EXERCISE => Pull out each line of the records holding the string "manufacturière".

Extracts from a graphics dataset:
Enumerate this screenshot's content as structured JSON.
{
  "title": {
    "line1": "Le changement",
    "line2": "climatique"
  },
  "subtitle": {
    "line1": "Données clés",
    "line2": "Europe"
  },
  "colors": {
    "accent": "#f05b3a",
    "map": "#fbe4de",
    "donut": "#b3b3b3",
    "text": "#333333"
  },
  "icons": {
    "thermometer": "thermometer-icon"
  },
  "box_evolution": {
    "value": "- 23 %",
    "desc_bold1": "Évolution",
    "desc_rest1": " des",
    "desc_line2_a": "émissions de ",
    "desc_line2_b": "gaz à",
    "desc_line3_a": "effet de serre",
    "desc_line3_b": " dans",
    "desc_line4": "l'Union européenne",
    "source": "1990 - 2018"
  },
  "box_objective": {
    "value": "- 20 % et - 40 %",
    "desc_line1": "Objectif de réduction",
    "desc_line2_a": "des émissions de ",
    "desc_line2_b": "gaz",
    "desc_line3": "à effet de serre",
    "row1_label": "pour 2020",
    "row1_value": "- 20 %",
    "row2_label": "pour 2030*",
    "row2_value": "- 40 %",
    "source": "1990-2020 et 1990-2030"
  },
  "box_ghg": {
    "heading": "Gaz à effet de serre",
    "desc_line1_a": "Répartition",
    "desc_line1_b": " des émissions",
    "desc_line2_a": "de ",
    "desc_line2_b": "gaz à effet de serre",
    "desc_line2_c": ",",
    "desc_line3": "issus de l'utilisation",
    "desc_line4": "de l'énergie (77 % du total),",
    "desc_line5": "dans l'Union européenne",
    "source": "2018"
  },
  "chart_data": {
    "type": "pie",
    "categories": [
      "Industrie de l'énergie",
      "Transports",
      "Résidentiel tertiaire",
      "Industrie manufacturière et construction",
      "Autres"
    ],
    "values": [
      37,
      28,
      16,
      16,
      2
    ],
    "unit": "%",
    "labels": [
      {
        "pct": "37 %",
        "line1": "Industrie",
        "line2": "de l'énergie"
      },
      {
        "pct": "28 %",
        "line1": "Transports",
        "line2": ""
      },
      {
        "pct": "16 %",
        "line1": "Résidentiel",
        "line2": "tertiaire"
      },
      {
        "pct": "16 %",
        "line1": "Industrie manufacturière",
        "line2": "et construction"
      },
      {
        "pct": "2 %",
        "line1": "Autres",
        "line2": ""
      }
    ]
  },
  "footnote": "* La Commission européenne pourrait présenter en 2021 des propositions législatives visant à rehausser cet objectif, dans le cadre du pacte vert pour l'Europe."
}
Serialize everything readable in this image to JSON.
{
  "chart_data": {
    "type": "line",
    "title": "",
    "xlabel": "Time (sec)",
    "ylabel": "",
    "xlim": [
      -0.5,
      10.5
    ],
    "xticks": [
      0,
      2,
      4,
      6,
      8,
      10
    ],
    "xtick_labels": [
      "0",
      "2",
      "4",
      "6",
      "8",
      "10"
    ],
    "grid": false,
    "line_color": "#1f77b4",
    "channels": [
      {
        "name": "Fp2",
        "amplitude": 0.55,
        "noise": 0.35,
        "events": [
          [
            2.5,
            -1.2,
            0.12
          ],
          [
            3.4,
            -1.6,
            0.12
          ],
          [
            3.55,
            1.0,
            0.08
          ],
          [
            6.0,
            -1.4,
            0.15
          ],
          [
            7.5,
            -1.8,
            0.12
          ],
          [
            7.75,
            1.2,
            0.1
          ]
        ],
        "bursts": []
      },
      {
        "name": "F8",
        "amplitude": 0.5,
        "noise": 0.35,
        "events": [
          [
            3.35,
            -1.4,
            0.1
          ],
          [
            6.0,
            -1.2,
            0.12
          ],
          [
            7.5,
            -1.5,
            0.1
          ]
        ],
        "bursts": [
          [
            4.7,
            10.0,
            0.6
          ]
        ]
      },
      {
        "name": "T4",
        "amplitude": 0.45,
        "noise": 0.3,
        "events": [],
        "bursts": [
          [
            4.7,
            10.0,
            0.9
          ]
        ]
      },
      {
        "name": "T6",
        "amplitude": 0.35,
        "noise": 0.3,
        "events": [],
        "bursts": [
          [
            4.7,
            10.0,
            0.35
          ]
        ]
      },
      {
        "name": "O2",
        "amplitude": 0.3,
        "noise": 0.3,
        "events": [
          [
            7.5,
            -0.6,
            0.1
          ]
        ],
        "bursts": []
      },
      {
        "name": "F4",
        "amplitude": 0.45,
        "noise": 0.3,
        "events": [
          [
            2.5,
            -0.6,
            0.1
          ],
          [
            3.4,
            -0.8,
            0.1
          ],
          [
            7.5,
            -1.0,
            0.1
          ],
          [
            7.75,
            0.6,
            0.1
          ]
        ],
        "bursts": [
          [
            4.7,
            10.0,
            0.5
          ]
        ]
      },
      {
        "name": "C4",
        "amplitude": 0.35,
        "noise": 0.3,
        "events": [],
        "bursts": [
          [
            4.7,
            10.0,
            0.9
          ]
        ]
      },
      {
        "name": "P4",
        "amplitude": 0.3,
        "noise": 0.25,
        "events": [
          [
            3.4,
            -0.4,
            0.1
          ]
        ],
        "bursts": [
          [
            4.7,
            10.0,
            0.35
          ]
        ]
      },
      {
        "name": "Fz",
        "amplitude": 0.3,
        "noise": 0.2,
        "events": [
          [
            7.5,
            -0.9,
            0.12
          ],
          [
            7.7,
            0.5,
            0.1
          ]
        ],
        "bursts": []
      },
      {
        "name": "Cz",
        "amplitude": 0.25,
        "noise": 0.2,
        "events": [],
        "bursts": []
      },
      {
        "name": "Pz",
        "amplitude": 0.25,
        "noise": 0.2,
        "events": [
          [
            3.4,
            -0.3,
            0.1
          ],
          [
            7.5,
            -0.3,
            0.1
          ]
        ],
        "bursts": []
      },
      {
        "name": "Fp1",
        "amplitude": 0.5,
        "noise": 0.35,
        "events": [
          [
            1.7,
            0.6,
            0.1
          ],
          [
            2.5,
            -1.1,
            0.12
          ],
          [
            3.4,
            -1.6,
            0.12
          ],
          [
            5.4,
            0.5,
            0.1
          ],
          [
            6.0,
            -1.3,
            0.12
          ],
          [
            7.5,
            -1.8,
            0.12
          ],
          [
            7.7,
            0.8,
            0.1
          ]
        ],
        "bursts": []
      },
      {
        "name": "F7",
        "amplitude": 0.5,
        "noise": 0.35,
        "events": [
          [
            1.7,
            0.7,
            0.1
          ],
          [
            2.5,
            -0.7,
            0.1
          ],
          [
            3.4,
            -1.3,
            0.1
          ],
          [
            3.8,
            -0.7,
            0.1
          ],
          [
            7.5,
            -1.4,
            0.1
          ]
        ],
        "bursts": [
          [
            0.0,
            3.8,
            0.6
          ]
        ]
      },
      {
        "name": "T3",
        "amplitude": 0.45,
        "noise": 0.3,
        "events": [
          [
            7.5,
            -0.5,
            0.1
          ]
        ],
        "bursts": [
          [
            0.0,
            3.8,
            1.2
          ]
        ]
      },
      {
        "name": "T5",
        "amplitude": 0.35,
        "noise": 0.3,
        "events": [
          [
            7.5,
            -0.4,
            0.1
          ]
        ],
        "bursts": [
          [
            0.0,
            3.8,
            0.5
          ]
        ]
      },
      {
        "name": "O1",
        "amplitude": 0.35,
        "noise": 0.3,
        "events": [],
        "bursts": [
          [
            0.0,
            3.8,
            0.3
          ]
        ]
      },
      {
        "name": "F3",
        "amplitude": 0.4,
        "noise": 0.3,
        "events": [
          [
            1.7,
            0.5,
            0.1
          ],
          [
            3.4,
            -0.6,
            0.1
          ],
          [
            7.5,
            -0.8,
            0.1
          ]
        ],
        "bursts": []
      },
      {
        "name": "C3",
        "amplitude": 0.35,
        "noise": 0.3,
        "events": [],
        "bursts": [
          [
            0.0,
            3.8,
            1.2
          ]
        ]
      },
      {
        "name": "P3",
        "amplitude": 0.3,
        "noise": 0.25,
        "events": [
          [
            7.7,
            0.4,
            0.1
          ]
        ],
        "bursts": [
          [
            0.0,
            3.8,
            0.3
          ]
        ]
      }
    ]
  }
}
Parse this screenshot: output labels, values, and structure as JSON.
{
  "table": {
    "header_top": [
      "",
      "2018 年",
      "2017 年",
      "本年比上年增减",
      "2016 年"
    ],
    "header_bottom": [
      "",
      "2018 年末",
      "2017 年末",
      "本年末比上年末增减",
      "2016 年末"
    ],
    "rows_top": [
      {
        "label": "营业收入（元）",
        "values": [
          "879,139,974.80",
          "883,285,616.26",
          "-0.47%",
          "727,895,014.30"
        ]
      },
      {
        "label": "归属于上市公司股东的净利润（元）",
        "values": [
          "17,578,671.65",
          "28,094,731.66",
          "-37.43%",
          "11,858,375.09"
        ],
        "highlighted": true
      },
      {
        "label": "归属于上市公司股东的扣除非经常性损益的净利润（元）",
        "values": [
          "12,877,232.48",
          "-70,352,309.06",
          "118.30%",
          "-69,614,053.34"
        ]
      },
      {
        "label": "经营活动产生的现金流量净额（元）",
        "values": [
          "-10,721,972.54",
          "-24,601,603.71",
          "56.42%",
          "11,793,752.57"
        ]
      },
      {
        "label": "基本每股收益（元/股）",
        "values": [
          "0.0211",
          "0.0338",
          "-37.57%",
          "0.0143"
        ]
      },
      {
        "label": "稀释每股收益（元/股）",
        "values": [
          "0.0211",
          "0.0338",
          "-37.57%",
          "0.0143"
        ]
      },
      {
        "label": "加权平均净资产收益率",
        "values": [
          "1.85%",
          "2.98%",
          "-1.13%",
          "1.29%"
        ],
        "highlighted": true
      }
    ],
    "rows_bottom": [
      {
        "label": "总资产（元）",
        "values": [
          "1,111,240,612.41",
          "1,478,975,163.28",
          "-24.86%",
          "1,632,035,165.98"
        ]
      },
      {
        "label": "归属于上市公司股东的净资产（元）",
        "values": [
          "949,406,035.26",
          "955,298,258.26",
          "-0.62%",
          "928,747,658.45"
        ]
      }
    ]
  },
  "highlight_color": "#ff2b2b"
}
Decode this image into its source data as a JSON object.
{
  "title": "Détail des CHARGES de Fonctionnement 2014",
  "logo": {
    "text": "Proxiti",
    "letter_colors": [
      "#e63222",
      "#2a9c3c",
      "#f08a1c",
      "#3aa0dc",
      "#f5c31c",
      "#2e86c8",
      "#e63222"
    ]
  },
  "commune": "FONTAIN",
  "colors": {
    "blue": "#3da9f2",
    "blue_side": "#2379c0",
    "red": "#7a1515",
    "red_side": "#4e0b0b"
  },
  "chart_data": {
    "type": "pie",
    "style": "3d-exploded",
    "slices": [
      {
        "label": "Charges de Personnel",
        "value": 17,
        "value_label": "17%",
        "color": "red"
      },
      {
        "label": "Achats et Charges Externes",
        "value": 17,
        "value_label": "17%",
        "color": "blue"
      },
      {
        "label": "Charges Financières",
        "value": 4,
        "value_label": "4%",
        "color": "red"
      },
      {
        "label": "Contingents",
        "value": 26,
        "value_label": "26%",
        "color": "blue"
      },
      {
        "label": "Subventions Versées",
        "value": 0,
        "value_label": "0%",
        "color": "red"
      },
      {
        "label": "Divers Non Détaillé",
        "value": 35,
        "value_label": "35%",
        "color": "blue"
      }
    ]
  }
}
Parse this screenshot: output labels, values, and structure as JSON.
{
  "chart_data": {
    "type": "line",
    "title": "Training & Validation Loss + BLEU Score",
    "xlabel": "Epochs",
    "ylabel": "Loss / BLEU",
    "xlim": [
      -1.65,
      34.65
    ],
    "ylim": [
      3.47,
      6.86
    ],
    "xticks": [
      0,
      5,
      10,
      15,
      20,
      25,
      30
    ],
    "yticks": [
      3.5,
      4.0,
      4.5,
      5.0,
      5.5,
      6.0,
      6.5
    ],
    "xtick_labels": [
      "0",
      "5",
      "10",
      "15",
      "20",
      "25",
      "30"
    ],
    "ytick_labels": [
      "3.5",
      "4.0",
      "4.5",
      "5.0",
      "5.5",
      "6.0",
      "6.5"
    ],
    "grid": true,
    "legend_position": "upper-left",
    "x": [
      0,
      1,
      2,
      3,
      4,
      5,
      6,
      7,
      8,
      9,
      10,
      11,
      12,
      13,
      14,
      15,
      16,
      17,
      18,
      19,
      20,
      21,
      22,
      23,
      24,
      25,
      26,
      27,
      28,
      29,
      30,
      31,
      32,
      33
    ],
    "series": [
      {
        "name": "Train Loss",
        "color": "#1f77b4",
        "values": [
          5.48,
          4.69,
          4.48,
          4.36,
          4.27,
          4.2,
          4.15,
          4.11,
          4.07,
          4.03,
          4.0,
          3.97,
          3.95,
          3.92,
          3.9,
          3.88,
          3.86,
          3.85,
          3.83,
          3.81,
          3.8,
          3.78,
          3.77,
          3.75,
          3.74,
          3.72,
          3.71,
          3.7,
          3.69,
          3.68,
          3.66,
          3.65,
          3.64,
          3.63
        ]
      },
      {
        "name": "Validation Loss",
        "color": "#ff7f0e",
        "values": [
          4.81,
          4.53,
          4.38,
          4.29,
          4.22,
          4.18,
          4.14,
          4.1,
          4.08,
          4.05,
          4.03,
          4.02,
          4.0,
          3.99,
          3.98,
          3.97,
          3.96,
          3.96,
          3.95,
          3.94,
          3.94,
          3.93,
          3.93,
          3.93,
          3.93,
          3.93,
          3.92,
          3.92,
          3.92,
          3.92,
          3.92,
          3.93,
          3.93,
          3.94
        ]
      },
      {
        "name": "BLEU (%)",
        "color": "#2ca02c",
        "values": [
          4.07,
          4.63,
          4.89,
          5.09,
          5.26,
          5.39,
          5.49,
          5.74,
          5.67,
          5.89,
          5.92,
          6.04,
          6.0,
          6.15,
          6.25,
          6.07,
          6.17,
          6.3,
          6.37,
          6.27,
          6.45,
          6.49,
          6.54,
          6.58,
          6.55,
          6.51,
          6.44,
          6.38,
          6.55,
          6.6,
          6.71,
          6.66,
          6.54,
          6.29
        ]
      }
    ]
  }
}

REPLY =>
      "Industrie manufacturière et construction",
        "line1": "Industrie manufacturière",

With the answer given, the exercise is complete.